- _Exercise objective_: Records follow. Copy every line with "below".

(Collected data entries)
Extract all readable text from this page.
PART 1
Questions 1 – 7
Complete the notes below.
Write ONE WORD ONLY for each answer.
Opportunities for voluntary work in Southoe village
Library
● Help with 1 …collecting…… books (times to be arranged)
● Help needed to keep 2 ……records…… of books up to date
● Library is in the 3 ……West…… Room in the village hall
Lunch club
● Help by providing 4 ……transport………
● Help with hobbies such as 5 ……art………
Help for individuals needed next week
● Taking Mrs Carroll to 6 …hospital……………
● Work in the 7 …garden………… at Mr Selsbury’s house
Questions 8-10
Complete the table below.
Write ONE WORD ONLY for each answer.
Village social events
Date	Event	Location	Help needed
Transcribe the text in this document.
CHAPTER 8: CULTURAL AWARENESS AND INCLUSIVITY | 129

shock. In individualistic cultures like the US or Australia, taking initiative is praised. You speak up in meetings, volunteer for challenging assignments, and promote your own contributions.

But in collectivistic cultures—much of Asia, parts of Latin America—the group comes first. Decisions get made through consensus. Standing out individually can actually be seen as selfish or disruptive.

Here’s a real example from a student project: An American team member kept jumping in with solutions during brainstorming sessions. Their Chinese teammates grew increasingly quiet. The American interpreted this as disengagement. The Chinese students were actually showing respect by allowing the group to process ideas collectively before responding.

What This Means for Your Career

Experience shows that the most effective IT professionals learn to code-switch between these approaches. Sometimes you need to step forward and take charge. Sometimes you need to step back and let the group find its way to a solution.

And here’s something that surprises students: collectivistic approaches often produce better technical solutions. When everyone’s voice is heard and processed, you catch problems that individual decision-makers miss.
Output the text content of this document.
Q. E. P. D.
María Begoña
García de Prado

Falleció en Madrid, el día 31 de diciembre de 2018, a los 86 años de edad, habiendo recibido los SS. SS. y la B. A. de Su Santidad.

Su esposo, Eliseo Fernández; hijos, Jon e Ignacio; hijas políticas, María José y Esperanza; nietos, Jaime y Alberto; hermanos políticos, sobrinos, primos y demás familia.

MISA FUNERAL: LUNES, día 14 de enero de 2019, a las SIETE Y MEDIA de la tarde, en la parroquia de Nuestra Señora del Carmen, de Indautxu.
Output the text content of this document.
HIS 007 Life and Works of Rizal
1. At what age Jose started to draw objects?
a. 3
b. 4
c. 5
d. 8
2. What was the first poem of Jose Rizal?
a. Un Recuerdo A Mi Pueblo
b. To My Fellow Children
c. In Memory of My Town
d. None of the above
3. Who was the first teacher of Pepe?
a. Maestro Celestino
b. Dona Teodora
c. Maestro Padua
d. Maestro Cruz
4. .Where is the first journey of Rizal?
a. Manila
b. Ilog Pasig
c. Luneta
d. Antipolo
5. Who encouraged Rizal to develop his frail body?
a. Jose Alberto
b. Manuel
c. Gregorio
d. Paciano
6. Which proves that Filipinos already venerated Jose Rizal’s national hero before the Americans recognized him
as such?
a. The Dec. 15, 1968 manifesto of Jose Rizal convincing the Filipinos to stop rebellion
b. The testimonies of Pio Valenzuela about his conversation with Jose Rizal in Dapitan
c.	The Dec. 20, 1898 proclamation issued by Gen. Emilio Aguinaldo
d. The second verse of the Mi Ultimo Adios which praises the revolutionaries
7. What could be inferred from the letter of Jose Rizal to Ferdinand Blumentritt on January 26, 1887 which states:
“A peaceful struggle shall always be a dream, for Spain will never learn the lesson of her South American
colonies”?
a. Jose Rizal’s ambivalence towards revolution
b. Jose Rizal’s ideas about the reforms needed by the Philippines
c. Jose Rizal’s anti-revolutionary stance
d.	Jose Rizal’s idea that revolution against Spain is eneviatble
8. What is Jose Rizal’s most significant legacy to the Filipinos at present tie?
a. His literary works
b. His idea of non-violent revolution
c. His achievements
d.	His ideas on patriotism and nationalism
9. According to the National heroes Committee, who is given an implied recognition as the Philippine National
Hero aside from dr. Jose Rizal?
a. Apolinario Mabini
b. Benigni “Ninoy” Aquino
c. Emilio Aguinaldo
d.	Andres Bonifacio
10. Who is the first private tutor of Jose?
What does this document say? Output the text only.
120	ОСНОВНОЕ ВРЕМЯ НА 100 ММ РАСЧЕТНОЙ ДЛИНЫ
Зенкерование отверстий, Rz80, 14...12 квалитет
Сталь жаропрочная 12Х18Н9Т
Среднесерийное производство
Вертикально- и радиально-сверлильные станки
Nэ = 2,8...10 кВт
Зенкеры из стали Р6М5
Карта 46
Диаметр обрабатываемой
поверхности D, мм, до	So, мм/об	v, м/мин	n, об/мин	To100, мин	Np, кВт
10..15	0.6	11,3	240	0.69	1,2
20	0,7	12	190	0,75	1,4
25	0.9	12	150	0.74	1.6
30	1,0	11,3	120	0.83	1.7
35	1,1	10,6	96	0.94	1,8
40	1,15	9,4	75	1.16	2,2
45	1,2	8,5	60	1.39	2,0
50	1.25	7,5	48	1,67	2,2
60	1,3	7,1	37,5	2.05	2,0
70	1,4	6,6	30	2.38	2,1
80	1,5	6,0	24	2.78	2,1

- _Exercise output_:
Complete the notes below.
Complete the table below.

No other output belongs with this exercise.